Objective
Search the data for the string "trough" and gather each line it is in.

Dataset extract
* * *

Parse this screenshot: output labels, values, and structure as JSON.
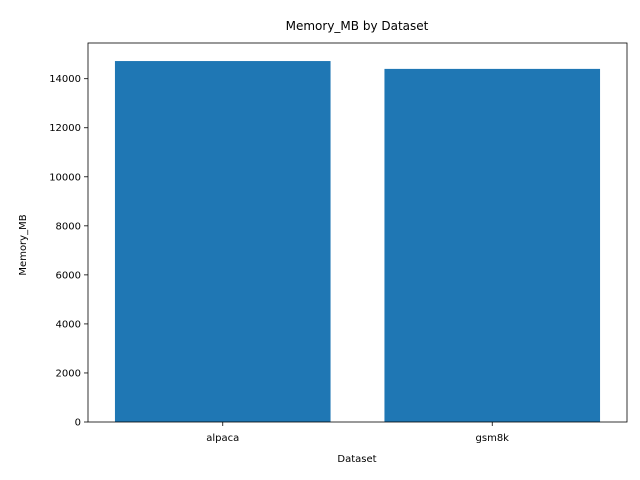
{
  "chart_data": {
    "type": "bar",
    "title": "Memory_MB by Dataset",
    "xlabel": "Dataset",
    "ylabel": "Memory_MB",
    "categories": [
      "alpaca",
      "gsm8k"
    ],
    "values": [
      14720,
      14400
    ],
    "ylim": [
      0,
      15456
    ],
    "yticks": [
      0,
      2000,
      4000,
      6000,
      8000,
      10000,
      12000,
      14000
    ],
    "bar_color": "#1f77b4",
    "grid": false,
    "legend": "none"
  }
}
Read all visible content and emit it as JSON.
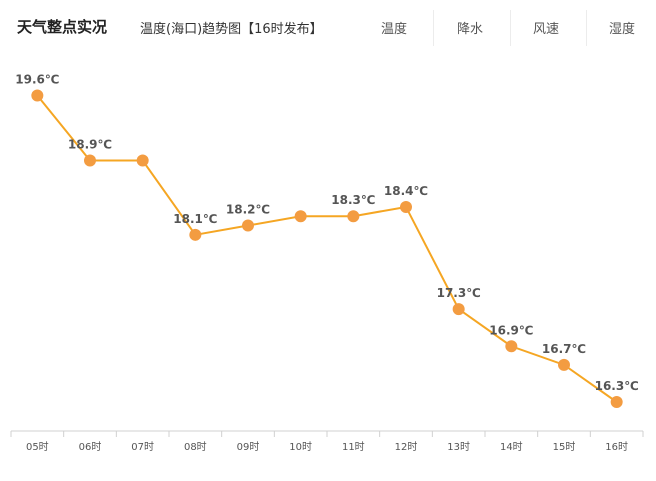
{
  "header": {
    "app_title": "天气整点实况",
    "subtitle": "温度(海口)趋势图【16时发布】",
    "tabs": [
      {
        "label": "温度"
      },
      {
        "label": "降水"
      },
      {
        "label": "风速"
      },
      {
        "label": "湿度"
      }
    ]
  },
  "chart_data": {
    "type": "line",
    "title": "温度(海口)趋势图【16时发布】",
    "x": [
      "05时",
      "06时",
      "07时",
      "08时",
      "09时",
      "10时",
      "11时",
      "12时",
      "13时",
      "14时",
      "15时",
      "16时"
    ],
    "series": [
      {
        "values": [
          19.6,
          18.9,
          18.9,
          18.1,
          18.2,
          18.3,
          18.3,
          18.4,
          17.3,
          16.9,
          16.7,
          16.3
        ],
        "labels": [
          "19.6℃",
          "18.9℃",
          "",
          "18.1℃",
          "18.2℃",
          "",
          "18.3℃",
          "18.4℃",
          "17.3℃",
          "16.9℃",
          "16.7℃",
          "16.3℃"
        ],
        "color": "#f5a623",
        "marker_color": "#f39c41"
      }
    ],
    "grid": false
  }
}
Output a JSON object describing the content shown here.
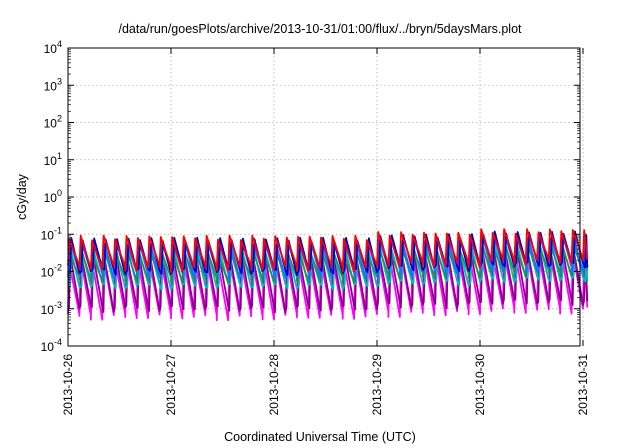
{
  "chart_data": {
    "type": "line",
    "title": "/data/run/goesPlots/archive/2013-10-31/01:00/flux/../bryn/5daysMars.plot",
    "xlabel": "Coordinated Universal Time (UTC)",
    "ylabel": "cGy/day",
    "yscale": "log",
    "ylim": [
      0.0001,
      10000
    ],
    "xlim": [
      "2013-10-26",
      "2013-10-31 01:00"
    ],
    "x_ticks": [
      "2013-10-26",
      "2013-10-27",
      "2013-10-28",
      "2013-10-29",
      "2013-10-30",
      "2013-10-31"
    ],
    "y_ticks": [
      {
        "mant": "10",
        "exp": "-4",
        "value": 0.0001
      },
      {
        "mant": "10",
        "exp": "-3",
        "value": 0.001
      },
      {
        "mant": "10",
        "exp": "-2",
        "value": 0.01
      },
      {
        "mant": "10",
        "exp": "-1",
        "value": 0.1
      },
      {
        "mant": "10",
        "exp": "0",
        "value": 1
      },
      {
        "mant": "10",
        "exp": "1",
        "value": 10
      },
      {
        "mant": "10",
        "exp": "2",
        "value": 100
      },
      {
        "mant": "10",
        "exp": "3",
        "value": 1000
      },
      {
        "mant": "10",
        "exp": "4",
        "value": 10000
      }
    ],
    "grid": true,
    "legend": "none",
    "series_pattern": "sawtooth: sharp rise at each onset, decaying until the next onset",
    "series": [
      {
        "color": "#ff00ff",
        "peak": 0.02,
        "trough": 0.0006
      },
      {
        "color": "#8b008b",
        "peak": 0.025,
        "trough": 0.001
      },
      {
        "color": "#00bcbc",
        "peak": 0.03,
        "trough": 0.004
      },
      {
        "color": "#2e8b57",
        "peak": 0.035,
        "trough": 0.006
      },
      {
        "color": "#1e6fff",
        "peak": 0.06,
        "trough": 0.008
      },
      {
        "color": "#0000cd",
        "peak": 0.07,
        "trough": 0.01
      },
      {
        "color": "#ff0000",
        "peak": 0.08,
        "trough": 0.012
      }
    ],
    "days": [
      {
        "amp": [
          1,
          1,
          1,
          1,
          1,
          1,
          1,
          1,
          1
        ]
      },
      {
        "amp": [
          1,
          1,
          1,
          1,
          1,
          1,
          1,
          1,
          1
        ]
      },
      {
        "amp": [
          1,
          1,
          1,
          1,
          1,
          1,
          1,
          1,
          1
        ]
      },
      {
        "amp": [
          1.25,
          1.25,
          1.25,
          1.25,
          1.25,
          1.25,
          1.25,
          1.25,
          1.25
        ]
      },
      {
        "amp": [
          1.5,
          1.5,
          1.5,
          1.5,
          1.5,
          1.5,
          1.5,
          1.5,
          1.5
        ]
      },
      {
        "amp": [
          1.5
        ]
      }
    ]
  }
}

* * *

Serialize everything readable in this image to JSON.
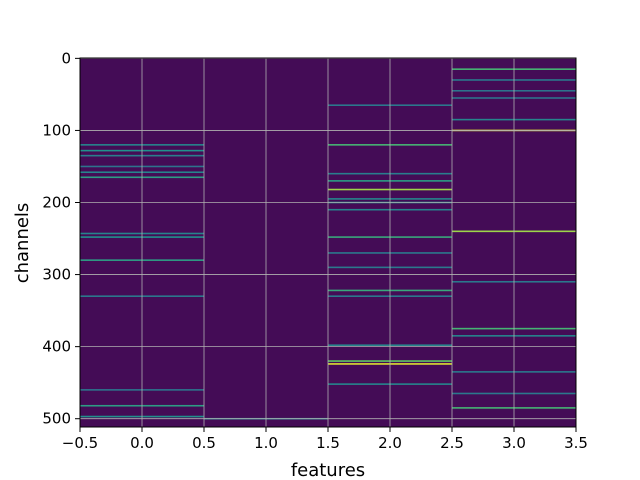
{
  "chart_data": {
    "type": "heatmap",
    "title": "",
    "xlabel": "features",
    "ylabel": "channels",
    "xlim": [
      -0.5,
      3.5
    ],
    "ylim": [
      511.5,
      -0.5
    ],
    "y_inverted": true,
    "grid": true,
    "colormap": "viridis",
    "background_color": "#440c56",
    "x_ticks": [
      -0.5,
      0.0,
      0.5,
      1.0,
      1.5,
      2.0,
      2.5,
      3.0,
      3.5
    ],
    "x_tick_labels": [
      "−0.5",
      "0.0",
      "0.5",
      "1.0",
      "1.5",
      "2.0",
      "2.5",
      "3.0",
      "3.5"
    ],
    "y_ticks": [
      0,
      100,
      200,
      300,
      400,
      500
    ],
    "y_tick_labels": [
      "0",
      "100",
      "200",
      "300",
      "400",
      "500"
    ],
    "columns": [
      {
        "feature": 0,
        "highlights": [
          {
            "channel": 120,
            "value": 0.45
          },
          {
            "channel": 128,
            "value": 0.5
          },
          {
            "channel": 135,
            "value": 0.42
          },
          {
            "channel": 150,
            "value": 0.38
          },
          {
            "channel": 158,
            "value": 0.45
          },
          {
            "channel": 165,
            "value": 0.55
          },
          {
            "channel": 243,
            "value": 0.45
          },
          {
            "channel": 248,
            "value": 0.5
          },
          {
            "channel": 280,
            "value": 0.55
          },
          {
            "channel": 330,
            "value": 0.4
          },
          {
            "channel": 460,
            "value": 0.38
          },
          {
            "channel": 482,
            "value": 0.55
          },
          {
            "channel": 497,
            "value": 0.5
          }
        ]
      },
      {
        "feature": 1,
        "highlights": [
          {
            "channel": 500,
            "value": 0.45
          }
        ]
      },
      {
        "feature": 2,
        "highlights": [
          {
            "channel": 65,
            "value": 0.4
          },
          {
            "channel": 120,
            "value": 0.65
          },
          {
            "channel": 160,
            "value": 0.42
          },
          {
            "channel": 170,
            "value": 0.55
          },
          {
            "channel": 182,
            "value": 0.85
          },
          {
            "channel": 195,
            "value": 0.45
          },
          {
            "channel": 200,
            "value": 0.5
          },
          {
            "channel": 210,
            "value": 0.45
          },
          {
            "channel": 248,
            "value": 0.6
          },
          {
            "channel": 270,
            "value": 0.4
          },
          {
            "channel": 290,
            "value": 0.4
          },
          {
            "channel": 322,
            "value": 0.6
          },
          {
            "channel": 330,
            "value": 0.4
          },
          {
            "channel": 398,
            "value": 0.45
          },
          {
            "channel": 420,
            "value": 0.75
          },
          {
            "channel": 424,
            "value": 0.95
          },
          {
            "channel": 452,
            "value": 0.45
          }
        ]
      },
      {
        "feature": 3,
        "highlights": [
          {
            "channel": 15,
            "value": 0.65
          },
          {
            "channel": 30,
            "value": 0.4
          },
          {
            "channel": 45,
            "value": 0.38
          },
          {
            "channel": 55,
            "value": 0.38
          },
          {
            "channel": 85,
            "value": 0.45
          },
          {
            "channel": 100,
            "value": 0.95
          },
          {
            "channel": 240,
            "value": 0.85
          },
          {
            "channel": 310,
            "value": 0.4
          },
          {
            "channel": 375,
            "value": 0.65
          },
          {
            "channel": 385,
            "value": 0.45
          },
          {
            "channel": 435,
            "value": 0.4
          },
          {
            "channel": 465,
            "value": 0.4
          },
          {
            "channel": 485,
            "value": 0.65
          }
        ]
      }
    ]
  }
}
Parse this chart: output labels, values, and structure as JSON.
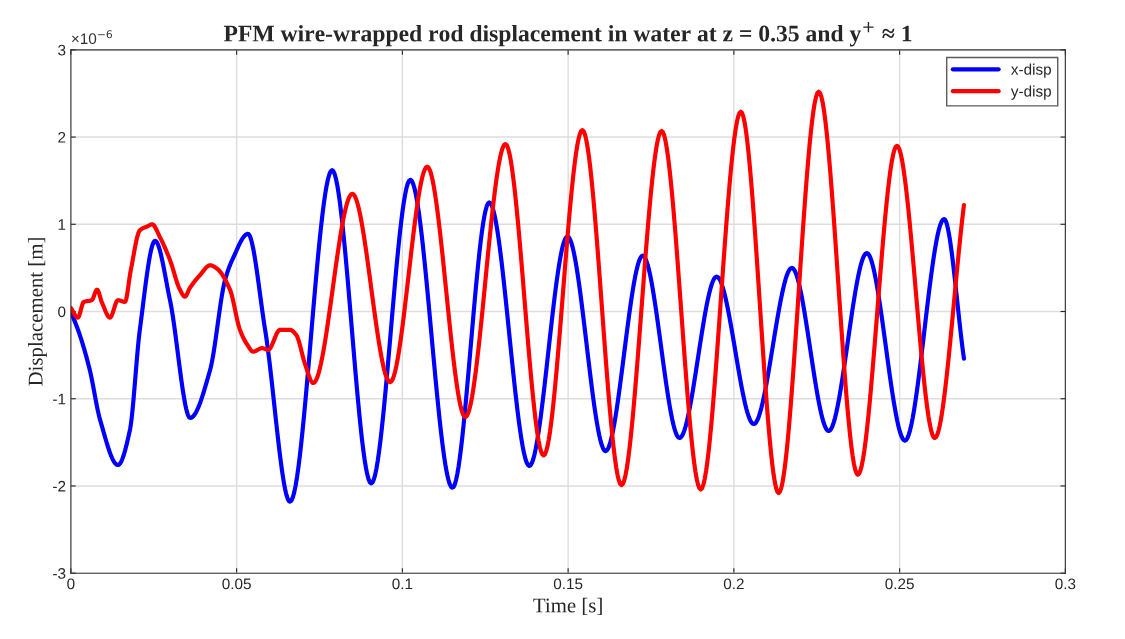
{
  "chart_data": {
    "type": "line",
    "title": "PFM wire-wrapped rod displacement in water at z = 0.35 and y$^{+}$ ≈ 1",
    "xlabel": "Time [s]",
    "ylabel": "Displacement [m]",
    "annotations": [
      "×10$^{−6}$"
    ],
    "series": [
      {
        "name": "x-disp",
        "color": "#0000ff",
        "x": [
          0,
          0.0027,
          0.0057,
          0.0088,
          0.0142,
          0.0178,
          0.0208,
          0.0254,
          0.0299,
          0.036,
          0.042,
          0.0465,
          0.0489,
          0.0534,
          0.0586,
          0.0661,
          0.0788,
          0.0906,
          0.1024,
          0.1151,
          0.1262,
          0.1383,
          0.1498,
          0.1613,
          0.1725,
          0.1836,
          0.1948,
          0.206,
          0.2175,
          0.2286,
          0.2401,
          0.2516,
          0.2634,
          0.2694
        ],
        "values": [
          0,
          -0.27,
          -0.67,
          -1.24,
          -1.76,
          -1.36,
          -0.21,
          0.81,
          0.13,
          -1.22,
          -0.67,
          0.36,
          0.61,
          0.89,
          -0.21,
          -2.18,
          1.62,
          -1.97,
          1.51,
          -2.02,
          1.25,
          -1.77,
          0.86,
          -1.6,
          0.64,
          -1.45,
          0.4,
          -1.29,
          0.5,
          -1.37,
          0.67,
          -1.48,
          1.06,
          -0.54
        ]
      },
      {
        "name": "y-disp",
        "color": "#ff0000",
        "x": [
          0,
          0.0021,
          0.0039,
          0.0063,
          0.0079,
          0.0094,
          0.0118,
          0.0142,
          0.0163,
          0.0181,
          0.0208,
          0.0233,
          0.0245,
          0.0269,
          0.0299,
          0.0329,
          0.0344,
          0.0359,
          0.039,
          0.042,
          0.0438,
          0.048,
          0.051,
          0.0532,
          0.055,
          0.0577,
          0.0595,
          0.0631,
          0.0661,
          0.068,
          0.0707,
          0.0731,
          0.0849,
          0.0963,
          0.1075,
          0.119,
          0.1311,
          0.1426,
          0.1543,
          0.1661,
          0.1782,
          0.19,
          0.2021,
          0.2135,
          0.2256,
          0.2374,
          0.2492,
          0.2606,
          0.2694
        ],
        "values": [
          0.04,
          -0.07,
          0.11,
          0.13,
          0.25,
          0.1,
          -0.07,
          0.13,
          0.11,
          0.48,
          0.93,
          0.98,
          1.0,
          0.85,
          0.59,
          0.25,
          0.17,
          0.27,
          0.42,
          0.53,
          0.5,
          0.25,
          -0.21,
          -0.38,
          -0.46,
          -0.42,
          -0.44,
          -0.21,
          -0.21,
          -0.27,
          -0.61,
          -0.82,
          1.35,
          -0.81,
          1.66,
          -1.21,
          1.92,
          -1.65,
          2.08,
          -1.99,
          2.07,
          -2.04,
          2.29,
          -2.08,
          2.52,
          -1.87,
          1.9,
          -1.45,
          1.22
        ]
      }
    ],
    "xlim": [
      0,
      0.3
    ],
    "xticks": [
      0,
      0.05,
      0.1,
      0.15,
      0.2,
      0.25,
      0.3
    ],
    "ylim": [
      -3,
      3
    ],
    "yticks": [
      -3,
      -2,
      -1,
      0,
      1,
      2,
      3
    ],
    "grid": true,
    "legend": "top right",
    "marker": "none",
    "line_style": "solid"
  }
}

* * *

Output of the task
        "trough": 0.0006
        "trough": 0.001
        "trough": 0.004
        "trough": 0.006
        "trough": 0.008
        "trough": 0.01
        "trough": 0.012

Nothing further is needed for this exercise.